**Problem:**
Reproduce each record exactly.

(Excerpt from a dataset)
========

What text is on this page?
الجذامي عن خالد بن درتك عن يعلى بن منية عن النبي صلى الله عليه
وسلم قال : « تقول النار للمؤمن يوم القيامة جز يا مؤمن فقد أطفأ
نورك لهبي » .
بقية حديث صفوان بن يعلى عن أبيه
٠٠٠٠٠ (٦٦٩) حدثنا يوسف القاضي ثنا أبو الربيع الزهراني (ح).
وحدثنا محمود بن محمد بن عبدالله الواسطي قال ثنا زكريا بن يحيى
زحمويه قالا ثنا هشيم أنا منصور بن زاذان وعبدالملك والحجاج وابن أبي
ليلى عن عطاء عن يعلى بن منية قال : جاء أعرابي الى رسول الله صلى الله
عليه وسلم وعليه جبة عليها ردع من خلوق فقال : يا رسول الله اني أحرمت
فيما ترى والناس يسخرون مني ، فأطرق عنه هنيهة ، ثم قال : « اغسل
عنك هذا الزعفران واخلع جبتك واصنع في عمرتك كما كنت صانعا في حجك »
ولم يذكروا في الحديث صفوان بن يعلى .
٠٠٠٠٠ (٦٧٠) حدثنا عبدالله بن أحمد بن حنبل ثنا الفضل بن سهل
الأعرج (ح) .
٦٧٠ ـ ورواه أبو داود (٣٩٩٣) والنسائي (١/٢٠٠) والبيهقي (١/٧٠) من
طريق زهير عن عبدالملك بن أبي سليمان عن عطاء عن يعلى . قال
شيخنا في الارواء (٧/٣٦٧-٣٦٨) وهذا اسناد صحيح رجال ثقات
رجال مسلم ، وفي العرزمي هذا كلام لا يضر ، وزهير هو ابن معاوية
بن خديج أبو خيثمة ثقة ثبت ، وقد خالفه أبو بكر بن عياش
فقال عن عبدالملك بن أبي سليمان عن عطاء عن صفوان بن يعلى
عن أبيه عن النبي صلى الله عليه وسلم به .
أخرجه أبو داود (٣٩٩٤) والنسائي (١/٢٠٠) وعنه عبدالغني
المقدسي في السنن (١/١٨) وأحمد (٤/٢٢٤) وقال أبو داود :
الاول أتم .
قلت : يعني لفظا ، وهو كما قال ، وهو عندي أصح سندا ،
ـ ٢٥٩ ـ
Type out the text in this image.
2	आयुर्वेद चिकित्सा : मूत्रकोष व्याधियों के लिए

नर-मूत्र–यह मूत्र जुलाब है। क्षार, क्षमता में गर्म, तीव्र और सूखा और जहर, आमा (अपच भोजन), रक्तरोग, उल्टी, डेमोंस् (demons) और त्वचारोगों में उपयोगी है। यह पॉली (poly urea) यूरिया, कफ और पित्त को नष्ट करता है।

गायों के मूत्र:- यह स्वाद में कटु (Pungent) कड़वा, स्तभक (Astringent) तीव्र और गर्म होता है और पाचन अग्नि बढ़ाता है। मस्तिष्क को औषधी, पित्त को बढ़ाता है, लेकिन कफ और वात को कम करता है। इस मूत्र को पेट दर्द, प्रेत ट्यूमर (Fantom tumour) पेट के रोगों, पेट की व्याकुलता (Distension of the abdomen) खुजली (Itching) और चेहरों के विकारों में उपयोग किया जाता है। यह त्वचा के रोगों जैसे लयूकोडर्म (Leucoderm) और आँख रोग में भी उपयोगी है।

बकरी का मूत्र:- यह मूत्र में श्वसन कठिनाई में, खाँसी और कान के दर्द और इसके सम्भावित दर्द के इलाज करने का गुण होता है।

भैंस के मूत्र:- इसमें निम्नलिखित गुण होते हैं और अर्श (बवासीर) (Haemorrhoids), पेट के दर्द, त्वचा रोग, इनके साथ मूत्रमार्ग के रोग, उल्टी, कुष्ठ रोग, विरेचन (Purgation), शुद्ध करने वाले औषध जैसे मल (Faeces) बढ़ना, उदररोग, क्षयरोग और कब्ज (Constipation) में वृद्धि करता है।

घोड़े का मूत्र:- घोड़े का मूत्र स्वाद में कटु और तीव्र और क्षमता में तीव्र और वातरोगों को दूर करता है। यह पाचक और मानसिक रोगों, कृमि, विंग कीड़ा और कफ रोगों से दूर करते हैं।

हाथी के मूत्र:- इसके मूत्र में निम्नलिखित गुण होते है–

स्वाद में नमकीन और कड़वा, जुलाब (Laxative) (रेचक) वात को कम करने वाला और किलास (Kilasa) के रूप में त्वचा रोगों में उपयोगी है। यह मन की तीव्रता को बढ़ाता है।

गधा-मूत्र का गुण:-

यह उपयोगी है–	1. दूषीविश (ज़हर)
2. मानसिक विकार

========

**Reply to the task:**
What text is on this page?
الجذامي عن خالد بن درتك عن يعلى بن منية عن النبي صلى الله عليه
وسلم قال : « تقول النار للمؤمن يوم القيامة جز يا مؤمن فقد أطفأ
نورك لهبي » .
بقية حديث صفوان بن يعلى عن أبيه
٠٠٠٠٠ (٦٦٩) حدثنا يوسف القاضي ثنا أبو الربيع الزهراني (ح).
وحدثنا محمود بن محمد بن عبدالله الواسطي قال ثنا زكريا بن يحيى
زحمويه قالا ثنا هشيم أنا منصور بن زاذان وعبدالملك والحجاج وابن أبي
ليلى عن عطاء عن يعلى بن منية قال : جاء أعرابي الى رسول الله صلى الله
عليه وسلم وعليه جبة عليها ردع من خلوق فقال : يا رسول الله اني أحرمت
فيما ترى والناس يسخرون مني ، فأطرق عنه هنيهة ، ثم قال : « اغسل
عنك هذا الزعفران واخلع جبتك واصنع في عمرتك كما كنت صانعا في حجك »
ولم يذكروا في الحديث صفوان بن يعلى .
٠٠٠٠٠ (٦٧٠) حدثنا عبدالله بن أحمد بن حنبل ثنا الفضل بن سهل
الأعرج (ح) .
٦٧٠ ـ ورواه أبو داود (٣٩٩٣) والنسائي (١/٢٠٠) والبيهقي (١/٧٠) من
طريق زهير عن عبدالملك بن أبي سليمان عن عطاء عن يعلى . قال
شيخنا في الارواء (٧/٣٦٧-٣٦٨) وهذا اسناد صحيح رجال ثقات
رجال مسلم ، وفي العرزمي هذا كلام لا يضر ، وزهير هو ابن معاوية
بن خديج أبو خيثمة ثقة ثبت ، وقد خالفه أبو بكر بن عياش
فقال عن عبدالملك بن أبي سليمان عن عطاء عن صفوان بن يعلى
عن أبيه عن النبي صلى الله عليه وسلم به .
أخرجه أبو داود (٣٩٩٤) والنسائي (١/٢٠٠) وعنه عبدالغني
المقدسي في السنن (١/١٨) وأحمد (٤/٢٢٤) وقال أبو داود :
الاول أتم .
قلت : يعني لفظا ، وهو كما قال ، وهو عندي أصح سندا ،
ـ ٢٥٩ ـ
Type out the text in this image.
2	आयुर्वेद चिकित्सा : मूत्रकोष व्याधियों के लिए

नर-मूत्र–यह मूत्र जुलाब है। क्षार, क्षमता में गर्म, तीव्र और सूखा और जहर, आमा (अपच भोजन), रक्तरोग, उल्टी, डेमोंस् (demons) और त्वचारोगों में उपयोगी है। यह पॉली (poly urea) यूरिया, कफ और पित्त को नष्ट करता है।

गायों के मूत्र:- यह स्वाद में कटु (Pungent) कड़वा, स्तभक (Astringent) तीव्र और गर्म होता है और पाचन अग्नि बढ़ाता है। मस्तिष्क को औषधी, पित्त को बढ़ाता है, लेकिन कफ और वात को कम करता है। इस मूत्र को पेट दर्द, प्रेत ट्यूमर (Fantom tumour) पेट के रोगों, पेट की व्याकुलता (Distension of the abdomen) खुजली (Itching) और चेहरों के विकारों में उपयोग किया जाता है। यह त्वचा के रोगों जैसे लयूकोडर्म (Leucoderm) और आँख रोग में भी उपयोगी है।

बकरी का मूत्र:- यह मूत्र में श्वसन कठिनाई में, खाँसी और कान के दर्द और इसके सम्भावित दर्द के इलाज करने का गुण होता है।

भैंस के मूत्र:- इसमें निम्नलिखित गुण होते हैं और अर्श (बवासीर) (Haemorrhoids), पेट के दर्द, त्वचा रोग, इनके साथ मूत्रमार्ग के रोग, उल्टी, कुष्ठ रोग, विरेचन (Purgation), शुद्ध करने वाले औषध जैसे मल (Faeces) बढ़ना, उदररोग, क्षयरोग और कब्ज (Constipation) में वृद्धि करता है।

घोड़े का मूत्र:- घोड़े का मूत्र स्वाद में कटु और तीव्र और क्षमता में तीव्र और वातरोगों को दूर करता है। यह पाचक और मानसिक रोगों, कृमि, विंग कीड़ा और कफ रोगों से दूर करते हैं।

हाथी के मूत्र:- इसके मूत्र में निम्नलिखित गुण होते है–

स्वाद में नमकीन और कड़वा, जुलाब (Laxative) (रेचक) वात को कम करने वाला और किलास (Kilasa) के रूप में त्वचा रोगों में उपयोगी है। यह मन की तीव्रता को बढ़ाता है।

गधा-मूत्र का गुण:-

यह उपयोगी है–	1. दूषीविश (ज़हर)
2. मानसिक विकार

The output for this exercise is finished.